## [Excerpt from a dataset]
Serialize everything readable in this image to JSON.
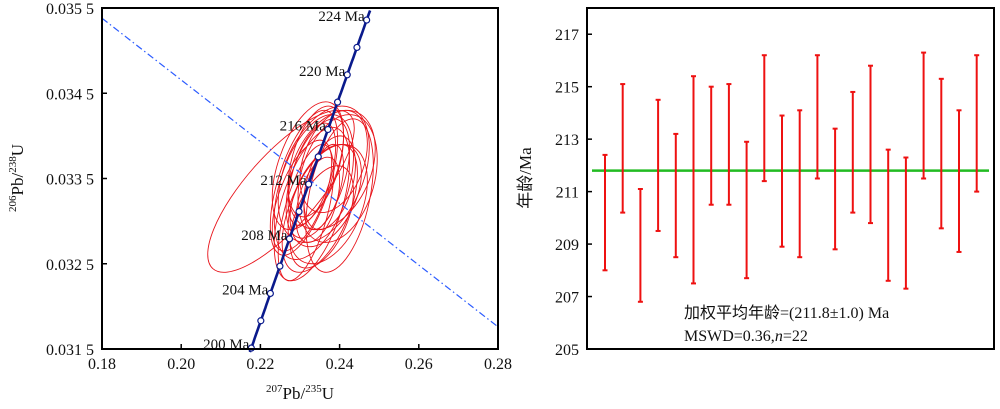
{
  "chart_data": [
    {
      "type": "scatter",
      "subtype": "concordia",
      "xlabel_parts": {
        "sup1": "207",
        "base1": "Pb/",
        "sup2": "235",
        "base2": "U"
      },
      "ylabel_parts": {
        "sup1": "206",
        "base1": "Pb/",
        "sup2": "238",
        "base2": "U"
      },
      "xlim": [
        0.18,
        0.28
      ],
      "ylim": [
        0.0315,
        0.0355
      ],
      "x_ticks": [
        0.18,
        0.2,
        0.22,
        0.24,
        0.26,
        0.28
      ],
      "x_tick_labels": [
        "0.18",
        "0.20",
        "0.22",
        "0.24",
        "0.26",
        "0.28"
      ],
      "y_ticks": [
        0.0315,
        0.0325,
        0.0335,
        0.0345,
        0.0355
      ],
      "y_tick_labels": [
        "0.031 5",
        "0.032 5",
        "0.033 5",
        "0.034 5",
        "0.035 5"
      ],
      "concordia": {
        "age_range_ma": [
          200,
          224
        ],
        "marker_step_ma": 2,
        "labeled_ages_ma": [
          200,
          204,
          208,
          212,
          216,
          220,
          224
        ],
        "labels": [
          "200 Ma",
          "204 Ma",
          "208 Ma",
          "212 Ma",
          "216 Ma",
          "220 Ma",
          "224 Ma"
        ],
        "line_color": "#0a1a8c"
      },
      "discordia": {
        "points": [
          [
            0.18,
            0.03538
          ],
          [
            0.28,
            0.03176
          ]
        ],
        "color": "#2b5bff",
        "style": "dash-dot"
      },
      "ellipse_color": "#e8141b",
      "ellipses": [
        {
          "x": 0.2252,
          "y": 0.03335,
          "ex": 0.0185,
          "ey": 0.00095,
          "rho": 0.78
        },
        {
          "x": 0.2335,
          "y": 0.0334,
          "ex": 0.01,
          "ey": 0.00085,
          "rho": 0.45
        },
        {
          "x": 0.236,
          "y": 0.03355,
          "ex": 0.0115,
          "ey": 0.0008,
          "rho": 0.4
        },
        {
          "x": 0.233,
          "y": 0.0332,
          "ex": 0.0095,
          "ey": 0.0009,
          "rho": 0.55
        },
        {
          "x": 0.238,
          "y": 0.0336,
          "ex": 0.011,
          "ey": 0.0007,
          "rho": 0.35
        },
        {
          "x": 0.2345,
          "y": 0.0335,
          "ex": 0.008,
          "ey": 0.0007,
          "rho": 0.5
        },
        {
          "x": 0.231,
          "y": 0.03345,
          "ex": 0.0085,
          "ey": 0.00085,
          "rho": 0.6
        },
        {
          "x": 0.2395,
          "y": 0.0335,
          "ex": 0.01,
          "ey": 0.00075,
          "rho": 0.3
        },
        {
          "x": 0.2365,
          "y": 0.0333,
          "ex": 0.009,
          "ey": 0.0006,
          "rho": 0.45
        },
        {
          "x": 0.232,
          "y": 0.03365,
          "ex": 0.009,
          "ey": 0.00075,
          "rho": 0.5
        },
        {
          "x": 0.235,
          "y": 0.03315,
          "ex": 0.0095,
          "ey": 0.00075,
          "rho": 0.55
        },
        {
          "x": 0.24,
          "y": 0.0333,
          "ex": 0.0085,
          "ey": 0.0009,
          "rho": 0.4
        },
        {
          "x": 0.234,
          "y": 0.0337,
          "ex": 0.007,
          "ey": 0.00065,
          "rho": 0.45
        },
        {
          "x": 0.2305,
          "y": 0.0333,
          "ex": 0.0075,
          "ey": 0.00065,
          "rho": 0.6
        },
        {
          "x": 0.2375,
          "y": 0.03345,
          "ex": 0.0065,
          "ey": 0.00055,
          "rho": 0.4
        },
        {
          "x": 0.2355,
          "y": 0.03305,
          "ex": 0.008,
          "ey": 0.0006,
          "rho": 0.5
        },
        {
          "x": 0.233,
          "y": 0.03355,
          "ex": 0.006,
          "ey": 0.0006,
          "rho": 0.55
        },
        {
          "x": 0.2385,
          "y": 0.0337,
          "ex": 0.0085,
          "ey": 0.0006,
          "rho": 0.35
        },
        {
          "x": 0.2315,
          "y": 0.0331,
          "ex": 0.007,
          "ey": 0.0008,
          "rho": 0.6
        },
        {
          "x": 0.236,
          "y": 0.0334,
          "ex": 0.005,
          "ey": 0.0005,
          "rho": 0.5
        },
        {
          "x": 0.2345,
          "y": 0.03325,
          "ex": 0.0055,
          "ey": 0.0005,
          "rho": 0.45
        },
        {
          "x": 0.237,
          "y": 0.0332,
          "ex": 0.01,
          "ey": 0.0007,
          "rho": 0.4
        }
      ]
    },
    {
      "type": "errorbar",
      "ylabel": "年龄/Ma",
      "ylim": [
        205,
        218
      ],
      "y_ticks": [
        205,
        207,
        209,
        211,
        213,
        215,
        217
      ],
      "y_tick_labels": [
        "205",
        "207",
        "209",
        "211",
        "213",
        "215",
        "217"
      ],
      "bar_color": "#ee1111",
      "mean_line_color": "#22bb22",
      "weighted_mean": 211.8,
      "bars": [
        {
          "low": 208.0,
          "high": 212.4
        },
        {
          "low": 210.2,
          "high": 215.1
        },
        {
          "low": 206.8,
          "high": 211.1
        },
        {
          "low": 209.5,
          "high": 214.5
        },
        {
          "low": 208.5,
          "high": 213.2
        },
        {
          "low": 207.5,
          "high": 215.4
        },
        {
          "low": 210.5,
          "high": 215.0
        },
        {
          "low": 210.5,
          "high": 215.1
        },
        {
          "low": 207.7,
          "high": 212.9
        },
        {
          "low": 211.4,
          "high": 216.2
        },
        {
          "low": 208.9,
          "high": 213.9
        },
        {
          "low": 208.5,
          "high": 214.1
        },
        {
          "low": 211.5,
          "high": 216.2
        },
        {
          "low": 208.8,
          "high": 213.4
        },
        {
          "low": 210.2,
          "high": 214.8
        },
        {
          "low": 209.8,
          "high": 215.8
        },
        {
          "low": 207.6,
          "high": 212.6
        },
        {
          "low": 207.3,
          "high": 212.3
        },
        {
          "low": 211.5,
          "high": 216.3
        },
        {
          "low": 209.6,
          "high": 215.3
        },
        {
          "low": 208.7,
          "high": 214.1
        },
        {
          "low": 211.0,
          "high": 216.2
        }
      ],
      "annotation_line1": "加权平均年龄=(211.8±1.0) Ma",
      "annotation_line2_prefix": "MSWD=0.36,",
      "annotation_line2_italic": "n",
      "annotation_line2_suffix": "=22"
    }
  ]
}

--

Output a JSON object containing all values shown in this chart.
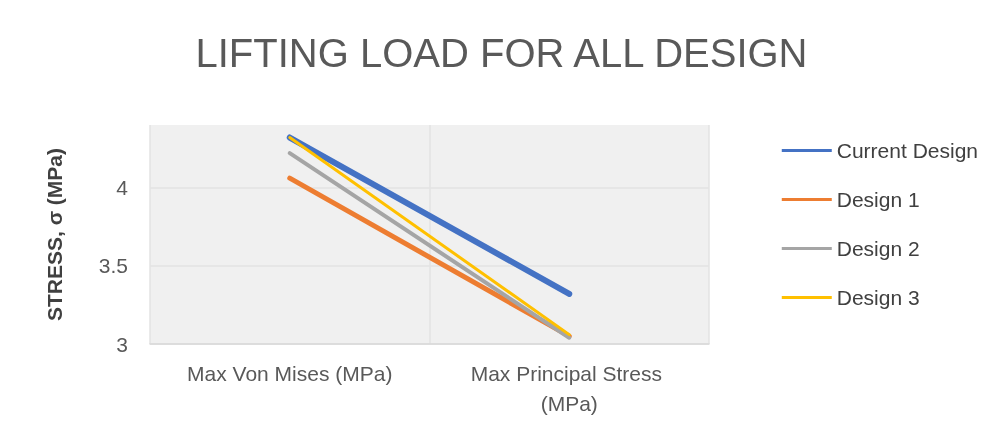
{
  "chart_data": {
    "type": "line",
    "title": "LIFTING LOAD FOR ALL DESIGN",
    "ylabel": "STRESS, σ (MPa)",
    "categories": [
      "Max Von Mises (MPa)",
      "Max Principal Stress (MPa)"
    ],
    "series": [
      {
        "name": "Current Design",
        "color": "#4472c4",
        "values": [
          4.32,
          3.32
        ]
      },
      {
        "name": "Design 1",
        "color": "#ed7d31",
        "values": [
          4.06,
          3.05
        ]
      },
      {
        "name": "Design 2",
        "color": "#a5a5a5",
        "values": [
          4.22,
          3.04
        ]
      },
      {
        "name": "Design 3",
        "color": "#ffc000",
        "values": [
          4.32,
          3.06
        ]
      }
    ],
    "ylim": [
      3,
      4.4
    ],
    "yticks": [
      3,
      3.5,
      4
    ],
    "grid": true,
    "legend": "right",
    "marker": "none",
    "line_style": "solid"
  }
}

...

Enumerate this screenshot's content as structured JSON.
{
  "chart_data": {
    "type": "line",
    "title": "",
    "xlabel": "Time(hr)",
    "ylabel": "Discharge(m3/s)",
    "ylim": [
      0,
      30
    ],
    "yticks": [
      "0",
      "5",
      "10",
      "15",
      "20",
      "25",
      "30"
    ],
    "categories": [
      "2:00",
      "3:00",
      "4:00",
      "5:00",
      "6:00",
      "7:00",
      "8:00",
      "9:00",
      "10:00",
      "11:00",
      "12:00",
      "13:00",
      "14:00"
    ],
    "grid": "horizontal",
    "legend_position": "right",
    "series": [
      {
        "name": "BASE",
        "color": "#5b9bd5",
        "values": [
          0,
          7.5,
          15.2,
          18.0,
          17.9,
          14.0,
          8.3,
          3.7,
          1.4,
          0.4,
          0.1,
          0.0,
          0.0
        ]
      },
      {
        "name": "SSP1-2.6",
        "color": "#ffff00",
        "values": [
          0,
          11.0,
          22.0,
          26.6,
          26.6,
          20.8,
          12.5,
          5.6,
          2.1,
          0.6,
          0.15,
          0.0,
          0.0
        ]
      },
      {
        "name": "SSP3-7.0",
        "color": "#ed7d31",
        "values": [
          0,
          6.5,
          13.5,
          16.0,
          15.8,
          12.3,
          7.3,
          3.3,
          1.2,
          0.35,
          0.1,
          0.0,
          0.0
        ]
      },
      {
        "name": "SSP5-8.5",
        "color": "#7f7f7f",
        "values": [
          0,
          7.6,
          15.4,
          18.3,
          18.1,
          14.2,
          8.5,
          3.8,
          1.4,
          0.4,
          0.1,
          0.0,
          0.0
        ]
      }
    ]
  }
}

## [Aim]
Using the records above, find and show each line with the string "JSON".

## [Full output]
Serialize everything readable in this image to JSON.
Output a JSON object containing all values shown in this chart.
Enumerate this screenshot's content as structured JSON.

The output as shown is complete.